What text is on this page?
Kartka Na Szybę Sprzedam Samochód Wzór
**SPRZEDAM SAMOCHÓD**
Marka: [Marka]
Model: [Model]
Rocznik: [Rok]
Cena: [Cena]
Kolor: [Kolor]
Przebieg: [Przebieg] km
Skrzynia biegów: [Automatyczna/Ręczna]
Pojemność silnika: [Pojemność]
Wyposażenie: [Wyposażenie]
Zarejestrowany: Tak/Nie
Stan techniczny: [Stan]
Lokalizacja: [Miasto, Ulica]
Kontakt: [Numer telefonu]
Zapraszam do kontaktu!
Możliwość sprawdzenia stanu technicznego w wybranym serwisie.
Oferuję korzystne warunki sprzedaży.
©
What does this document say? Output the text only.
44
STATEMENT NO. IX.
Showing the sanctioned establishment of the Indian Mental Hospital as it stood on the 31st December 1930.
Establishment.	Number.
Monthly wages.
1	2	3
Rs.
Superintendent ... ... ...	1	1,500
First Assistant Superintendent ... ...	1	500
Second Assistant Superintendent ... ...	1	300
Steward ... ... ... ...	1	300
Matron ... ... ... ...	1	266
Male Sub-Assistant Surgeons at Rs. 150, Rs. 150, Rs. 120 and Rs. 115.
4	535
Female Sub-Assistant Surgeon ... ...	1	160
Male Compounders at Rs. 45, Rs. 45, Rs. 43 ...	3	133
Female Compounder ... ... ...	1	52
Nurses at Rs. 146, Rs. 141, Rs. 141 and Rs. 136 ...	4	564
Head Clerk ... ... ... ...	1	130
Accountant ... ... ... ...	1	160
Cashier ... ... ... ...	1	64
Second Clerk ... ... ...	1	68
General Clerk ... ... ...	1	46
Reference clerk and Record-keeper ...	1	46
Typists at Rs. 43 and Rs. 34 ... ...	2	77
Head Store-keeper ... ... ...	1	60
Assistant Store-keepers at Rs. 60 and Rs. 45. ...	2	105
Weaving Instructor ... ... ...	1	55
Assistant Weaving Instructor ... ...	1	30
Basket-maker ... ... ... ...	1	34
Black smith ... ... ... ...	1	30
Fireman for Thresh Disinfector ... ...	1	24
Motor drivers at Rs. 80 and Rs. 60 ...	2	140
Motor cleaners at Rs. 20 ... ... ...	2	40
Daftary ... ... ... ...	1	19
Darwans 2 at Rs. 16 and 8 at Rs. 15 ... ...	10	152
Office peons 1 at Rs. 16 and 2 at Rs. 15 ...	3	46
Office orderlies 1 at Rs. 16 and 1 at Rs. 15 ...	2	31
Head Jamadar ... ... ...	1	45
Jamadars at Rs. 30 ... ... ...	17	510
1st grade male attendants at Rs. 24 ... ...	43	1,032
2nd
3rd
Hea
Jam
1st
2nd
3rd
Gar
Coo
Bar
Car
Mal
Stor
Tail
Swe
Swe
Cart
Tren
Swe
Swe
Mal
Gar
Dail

**Goal of the exercise**:
Across the preceding material, how many lines contain the word "this"? State the number alone.

**Expected output**:
2